TEXT PROVIDED START
Neither the content of Johnston Press's website nor any website accessible by hyperlinks on Johnston Press's website is incorporated in, or forms part of, this announcement.
This announcement and/or the Prospectus and/or the Provisional Allotment Letters and/or the transfer of Nil Paid Rights, Fully Paid Rights and/or New Ordinary Shares should not be distributed into jurisdictions other than the United Kingdom may be restricted by law. Persons into whose possession this announcement comes should inform themselves about and observe any such restrictions. Any failure to comply with these restrictions may constitute a violation of the securities laws of any such jurisdiction.
No representation or warranty, express or implied, is made by Deutsche Bank as to the accuracy, completeness or verification of the information set forth in this document, and nothing contained in this document is, or shall be relied upon as, a promise or representation in this respect, whether as to the past or the future. Deutsche Bank does not assume any responsibility for its accuracy, completeness or verification and accordingly disclaim, to the fullest extent permitted by applicable law, any and all liability whether arising in tort, contract or otherwise which they might otherwise be found to have in respect of this document or any such statement.
The contents of this document should not be construed as legal, business or tax advice. Each prospective investor should consult his, her or its own legal adviser, financial adviser or tax adviser for advice. None of Johnston Press, Deutsche Bank, or any of their respective representatives is making any representation to any offeree or purchaser of the New Ordinary Shares regarding the legality of an investment in the New Ordinary Shares by such offeree or purchaser or acquirer under the laws applicable to such offeree or purchaser or acquirer.
TEXT PROVIDED END
RECORD EXTRACTS START
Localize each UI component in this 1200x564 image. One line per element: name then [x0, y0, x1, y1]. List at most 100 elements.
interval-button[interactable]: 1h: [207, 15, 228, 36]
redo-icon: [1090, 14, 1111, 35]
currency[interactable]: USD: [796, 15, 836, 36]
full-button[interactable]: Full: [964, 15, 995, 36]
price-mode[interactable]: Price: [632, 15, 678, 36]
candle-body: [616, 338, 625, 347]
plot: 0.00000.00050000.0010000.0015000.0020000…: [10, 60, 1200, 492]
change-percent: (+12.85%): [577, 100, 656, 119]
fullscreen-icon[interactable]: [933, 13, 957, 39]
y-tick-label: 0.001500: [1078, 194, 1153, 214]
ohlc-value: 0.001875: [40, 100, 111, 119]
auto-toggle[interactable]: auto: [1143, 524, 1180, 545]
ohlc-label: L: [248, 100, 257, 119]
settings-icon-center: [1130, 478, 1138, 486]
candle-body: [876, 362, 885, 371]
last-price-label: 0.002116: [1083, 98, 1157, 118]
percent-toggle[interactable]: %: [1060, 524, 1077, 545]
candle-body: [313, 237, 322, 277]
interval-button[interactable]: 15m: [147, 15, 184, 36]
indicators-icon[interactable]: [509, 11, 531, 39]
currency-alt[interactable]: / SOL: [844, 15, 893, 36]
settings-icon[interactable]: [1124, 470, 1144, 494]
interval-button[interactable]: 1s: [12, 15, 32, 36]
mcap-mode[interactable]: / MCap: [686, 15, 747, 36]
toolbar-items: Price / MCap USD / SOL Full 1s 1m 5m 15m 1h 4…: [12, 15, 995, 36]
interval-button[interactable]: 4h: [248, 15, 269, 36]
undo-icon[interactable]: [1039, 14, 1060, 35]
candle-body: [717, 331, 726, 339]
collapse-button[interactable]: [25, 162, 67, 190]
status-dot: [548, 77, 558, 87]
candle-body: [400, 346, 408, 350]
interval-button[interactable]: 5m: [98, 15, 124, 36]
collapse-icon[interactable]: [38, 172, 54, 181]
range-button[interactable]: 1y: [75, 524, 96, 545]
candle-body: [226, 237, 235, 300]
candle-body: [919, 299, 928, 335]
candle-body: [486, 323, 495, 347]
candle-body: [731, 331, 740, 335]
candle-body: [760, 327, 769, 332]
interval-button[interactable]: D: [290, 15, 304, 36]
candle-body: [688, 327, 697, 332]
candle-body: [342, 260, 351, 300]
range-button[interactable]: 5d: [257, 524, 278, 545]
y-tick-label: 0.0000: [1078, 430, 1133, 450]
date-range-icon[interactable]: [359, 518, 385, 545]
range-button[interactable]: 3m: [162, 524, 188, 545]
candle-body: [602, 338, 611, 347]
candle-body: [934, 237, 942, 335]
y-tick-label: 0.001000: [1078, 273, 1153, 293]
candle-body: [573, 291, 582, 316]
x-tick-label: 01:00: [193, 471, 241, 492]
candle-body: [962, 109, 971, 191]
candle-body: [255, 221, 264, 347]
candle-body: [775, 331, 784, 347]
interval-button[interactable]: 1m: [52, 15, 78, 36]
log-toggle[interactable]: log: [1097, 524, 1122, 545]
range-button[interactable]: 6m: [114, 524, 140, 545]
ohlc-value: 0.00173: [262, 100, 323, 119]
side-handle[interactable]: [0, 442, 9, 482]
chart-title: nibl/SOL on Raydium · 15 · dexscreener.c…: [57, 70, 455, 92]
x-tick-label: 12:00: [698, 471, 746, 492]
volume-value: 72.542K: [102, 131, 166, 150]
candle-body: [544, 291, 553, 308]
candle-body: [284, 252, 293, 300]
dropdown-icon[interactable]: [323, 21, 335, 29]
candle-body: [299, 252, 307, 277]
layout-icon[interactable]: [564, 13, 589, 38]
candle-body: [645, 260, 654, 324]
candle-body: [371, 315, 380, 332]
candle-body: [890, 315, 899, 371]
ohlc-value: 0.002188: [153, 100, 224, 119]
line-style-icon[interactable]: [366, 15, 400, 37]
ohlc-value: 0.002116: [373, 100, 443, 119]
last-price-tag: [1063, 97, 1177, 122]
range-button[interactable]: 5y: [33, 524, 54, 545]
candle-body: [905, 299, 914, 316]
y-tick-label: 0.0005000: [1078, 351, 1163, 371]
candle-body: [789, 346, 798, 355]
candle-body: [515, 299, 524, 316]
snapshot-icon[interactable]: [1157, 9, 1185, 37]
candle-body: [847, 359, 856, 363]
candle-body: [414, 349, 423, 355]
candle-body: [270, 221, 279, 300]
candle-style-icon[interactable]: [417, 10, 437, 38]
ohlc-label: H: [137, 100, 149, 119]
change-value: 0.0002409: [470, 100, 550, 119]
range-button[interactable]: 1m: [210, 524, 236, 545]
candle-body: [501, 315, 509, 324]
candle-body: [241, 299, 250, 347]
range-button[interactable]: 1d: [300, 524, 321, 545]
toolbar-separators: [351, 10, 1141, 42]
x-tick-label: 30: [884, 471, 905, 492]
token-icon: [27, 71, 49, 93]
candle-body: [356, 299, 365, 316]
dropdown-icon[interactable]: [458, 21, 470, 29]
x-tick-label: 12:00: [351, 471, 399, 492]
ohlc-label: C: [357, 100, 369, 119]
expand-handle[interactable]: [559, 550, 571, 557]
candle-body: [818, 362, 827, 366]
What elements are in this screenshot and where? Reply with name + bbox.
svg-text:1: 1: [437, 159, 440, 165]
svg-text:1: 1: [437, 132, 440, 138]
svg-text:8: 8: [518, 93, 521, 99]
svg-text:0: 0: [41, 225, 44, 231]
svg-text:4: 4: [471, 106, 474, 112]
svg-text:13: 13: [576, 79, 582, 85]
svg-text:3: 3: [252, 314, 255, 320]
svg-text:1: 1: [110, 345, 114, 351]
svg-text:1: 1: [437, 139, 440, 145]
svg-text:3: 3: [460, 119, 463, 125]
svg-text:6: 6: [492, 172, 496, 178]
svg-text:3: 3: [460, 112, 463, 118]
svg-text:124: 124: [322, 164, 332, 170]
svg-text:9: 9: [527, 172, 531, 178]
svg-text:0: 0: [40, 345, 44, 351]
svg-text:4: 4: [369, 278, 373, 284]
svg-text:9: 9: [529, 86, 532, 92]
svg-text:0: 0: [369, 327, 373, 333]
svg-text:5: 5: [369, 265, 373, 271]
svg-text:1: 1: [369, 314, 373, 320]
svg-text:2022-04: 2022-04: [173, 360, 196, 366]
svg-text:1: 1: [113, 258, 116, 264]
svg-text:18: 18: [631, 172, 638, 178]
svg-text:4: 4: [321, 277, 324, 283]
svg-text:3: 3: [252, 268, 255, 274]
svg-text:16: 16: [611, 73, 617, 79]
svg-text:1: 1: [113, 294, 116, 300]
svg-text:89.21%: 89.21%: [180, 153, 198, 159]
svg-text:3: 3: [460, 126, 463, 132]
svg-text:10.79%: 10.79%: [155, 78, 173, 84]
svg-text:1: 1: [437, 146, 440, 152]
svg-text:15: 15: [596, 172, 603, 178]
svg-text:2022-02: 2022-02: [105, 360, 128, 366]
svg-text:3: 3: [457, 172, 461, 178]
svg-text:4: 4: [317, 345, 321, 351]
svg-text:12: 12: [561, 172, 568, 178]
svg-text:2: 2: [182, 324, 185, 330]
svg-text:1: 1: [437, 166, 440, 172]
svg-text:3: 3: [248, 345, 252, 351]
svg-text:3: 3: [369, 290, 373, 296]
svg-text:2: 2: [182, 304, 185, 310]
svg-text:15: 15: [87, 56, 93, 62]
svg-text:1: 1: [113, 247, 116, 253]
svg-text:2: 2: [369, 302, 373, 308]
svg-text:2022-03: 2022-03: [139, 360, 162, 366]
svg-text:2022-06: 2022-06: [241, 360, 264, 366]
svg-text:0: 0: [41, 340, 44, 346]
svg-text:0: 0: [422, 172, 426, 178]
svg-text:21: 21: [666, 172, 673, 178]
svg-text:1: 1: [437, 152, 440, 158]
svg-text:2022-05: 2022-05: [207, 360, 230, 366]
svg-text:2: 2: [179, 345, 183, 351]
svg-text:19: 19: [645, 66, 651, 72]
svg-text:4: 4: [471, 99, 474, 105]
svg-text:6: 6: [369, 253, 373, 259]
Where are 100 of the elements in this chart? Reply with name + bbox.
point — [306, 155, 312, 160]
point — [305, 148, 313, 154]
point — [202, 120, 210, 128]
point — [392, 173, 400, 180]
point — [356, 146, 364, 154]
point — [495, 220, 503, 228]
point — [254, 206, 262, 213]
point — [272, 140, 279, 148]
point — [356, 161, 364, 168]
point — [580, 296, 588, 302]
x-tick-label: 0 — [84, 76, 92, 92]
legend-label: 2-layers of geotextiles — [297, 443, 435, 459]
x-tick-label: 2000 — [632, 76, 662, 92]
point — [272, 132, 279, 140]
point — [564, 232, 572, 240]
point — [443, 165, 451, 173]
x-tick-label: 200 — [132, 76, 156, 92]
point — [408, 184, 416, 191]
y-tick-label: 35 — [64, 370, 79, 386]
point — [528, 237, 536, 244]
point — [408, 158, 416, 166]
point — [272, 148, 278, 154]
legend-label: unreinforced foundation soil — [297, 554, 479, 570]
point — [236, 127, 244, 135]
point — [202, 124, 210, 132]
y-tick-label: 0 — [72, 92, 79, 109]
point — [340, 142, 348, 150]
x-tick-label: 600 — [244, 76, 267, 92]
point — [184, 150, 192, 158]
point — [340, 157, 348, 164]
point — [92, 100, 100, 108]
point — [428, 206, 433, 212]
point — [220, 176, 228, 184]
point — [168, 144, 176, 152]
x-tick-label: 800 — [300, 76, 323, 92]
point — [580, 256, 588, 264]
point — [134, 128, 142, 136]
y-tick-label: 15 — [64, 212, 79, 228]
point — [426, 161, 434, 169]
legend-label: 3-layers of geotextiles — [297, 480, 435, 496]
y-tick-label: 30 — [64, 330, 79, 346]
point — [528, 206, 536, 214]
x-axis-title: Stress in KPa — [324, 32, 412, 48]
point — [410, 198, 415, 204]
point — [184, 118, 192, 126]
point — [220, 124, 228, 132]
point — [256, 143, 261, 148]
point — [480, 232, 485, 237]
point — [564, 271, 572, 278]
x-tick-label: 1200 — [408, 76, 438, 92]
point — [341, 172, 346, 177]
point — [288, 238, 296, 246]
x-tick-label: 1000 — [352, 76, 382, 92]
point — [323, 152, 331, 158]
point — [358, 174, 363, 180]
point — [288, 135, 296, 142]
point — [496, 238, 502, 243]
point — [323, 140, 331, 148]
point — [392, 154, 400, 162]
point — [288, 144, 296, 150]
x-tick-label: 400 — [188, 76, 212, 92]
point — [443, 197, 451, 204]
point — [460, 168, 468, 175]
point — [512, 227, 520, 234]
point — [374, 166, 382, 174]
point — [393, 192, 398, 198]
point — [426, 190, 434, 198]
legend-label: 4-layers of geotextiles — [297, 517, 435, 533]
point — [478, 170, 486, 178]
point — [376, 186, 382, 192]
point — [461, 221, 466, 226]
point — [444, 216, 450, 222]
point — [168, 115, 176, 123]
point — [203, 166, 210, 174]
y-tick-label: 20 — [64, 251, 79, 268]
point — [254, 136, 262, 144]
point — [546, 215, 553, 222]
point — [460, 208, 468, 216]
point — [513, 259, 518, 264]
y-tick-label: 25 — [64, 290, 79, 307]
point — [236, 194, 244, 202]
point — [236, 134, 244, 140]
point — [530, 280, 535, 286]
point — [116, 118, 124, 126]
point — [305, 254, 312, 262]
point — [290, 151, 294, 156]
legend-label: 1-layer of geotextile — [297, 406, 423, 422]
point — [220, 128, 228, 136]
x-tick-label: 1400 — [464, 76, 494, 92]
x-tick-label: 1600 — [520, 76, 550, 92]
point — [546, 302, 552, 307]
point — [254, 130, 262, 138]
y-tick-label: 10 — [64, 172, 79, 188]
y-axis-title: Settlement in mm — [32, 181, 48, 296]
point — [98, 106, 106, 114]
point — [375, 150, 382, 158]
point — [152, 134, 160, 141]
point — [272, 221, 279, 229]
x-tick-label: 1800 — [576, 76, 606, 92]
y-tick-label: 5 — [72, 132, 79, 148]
RECORD EXTRACTS END
- REQUIREMENT 1
Return the passage of the Johnston Press disclaimer from "No representation or" to "any such statement.", copied word for word.
- REQUIREMENT 2
Resume the Johnston Press disclaimer after its last sentence.
The material comes from a separate source, unrelated to the Johnston Press disclaimer.

- EXERCISE OUTPUT 1
No representation or warranty, express or implied, is made by Deutsche Bank as to the accuracy, completeness or verification of the information set forth in this document, and nothing contained in this document is, or shall be relied upon as, a promise or representation in this respect, whether as to the past or the future. Deutsche Bank does not assume any responsibility for its accuracy, completeness or verification and accordingly disclaim, to the fullest extent permitted by applicable law, any and all liability whether arising in tort, contract or otherwise which they might otherwise be found to have in respect of this document or any such statement.

- EXERCISE OUTPUT 2
This announcement includes statements that are, or may be deemed to be, ''forward-looking statements''. These forward-looking statements can be identified by the use of forward-looking terminology, including the terms ''believes'', ''plans'', ''intends'', ''may'', ''will'', ''would'', ''could'' or ''should'' or, in each case, their negative or other variations or comparable terminology. These forward-looking statements include matters that are not facts. They appear in a number of places throughout this announcement and include statements regarding the Directors' intentions, beliefs or current expectations concerning, amongst other things, Johnston Press's results of operations, financial condition, liquidity, prospects, growth, strategies and the industries in which Johnston Press operates. By their nature, forward-looking statements involve risk and uncertainty because they relate to future events and circumstances. A number of factors could cause actual results and developments to differ materially from those expressed or implied by the forward-looking statements including, without limitation: conditions in the markets; the market position of Johnston Press; earnings, financial position, cash flows, return on capital and operating margins of Johnston Press; anticipated investments and capital expenditures of Johnston Press; changing business or other market conditions; and general economic conditions. These and other factors could adversely affect the outcome and financial effects of the plans and events described herein. Forward-looking statements contained in this announcement based on past trends or activities should not be taken as a representation that such trends or activities will continue in the future. Subject to any requirement under the Listing Rules, Prospectus Rules or other applicable legislation or regulation, neither Johnston Press or Deutsche Bank undertakes any obligation to update or revise any forward-looking statements, whether as a result of new information, future events or otherwise. Undue reliance should not be placed on forward-looking statements, which speak only as of the date of this announcement.